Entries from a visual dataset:

○ ○ ○ ○ ○

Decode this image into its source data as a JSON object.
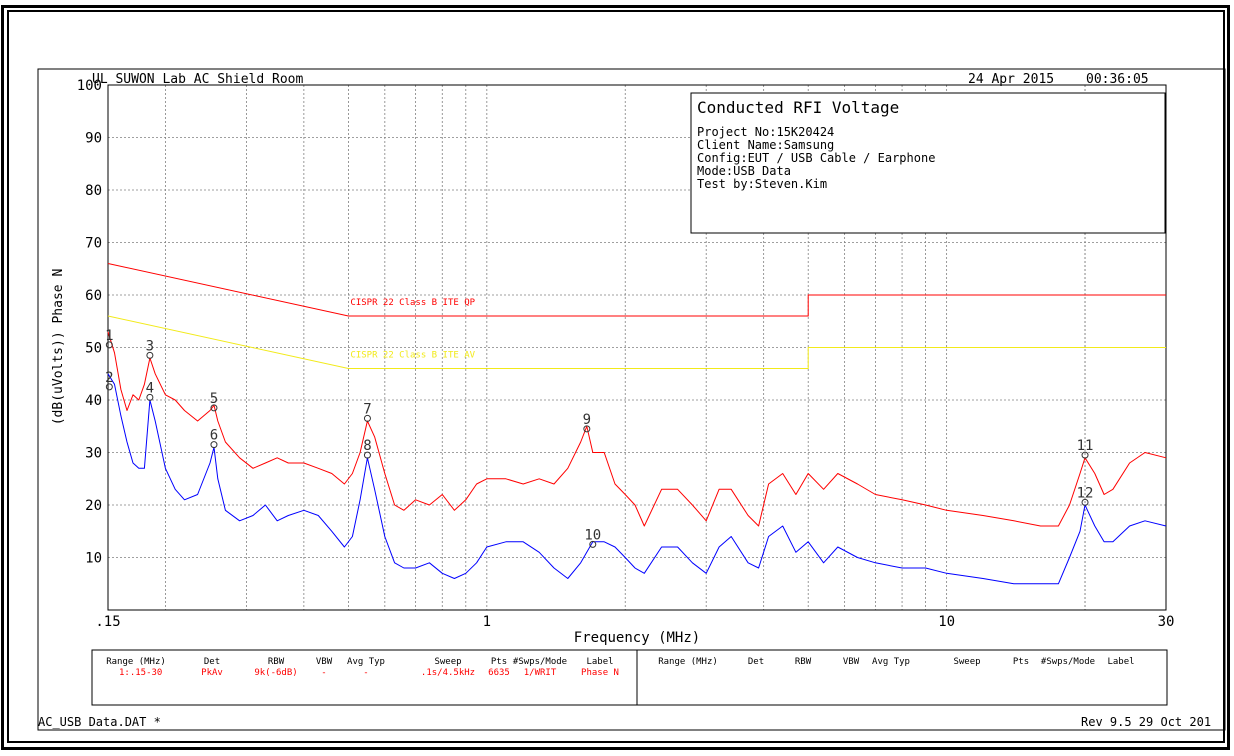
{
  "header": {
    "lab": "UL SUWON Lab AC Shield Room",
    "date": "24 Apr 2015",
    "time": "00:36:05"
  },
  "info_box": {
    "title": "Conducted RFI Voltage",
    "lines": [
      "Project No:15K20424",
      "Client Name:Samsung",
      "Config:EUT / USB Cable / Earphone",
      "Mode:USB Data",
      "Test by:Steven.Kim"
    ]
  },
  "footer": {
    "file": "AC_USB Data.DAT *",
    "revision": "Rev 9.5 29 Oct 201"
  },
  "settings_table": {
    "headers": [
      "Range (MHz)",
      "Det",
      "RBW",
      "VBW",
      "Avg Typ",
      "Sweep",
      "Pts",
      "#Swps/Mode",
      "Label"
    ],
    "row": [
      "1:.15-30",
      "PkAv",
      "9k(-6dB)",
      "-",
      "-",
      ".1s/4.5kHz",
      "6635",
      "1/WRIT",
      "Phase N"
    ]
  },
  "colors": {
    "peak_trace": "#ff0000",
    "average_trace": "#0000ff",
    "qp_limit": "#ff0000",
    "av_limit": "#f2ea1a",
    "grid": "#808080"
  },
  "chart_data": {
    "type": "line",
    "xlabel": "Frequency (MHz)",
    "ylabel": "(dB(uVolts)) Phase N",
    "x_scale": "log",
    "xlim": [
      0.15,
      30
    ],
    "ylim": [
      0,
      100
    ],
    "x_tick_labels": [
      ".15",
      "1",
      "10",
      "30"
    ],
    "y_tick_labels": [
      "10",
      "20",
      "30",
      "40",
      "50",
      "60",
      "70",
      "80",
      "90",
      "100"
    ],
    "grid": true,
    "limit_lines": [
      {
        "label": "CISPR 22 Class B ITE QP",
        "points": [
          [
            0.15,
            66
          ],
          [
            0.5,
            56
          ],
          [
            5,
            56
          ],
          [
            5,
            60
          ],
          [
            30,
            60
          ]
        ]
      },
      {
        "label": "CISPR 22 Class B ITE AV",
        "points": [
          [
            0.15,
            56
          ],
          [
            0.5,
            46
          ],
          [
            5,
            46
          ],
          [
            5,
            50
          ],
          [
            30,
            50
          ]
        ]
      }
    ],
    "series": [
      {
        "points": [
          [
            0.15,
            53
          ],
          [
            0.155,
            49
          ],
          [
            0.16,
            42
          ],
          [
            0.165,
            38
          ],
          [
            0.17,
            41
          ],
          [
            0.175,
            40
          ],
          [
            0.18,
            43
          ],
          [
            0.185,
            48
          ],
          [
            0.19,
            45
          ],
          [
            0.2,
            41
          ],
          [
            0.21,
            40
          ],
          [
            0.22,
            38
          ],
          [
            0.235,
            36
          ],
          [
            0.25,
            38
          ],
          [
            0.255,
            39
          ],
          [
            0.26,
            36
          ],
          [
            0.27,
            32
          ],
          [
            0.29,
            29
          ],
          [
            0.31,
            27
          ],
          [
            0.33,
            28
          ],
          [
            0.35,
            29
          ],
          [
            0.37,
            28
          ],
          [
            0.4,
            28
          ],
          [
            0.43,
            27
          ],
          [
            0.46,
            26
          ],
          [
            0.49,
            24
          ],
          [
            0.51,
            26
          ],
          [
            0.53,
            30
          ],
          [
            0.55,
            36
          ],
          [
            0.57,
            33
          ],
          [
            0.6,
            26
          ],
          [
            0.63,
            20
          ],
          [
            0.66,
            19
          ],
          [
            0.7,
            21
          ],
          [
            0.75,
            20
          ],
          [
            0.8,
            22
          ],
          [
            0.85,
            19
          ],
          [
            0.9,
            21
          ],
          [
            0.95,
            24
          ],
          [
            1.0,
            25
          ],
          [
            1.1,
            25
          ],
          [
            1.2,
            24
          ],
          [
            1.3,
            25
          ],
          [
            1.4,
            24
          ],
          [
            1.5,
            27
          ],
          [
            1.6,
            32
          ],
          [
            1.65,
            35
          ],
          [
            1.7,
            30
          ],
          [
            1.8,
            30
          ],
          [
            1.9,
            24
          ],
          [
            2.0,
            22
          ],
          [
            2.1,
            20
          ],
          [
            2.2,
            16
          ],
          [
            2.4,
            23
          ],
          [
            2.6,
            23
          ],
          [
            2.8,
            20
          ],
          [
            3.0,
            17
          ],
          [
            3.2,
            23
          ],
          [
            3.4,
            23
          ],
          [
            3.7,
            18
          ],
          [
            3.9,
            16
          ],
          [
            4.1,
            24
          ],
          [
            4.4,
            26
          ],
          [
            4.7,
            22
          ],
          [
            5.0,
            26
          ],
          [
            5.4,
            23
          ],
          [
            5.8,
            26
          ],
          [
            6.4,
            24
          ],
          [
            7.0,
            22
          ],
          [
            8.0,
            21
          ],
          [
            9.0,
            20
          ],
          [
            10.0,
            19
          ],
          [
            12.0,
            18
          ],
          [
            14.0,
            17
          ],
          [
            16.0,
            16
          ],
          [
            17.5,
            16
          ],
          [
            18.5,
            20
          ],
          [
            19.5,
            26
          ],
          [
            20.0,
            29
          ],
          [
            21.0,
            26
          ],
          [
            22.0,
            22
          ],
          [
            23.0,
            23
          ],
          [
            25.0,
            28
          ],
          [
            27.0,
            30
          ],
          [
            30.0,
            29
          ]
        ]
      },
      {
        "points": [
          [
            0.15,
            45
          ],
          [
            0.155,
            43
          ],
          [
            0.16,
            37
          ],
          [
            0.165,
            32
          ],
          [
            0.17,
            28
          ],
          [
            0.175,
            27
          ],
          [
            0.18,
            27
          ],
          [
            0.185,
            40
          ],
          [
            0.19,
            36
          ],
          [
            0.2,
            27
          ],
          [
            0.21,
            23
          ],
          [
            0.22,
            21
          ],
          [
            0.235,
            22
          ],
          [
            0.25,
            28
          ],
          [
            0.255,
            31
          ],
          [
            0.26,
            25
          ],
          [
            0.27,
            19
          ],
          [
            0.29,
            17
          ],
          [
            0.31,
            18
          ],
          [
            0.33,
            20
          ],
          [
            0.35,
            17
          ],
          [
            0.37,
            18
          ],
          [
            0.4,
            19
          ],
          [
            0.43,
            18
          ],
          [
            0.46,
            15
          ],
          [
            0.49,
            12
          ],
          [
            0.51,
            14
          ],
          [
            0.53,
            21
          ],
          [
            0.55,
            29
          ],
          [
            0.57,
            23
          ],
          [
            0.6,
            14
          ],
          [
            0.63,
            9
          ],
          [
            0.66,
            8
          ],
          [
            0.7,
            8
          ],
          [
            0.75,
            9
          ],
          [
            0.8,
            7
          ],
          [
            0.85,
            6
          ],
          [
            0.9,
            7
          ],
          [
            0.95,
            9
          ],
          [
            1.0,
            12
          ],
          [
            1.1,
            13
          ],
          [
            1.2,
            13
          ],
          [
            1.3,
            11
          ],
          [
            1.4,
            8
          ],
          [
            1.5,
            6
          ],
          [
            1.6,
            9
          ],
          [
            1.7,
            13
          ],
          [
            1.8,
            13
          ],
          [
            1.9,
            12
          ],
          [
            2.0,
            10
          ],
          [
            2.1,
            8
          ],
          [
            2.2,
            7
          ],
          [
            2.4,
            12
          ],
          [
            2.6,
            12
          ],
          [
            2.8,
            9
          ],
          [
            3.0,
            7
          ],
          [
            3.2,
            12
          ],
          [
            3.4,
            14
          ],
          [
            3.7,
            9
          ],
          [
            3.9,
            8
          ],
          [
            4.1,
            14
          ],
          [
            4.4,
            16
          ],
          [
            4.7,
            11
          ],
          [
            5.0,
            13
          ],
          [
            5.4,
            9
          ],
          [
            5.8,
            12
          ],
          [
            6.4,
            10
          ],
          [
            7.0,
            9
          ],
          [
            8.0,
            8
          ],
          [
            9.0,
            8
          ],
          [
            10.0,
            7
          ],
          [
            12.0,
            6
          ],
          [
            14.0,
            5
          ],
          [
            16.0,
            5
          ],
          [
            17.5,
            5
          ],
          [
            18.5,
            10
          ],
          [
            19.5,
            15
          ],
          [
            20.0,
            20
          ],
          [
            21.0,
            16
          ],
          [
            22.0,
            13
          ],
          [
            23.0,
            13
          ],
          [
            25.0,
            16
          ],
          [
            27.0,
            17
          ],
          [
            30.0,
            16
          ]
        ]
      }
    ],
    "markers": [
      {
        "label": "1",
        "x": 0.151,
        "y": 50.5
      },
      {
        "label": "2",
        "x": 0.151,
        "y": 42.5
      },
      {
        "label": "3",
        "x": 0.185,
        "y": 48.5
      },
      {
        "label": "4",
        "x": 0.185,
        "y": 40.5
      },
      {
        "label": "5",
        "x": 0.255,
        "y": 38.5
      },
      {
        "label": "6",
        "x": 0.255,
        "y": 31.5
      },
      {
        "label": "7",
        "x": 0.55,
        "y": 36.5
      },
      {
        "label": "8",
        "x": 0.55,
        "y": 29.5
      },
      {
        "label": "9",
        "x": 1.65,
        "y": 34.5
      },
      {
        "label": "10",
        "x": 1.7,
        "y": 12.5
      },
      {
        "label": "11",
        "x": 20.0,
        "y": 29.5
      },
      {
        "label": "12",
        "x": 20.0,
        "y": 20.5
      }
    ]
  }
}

○ ○ ○ ○ ○

Aim of the exercise. Lines that hold "CISPR" are the ones to copy; find all of them.

Answer.
        "label": "CISPR 22 Class B ITE QP",
        "label": "CISPR 22 Class B ITE AV",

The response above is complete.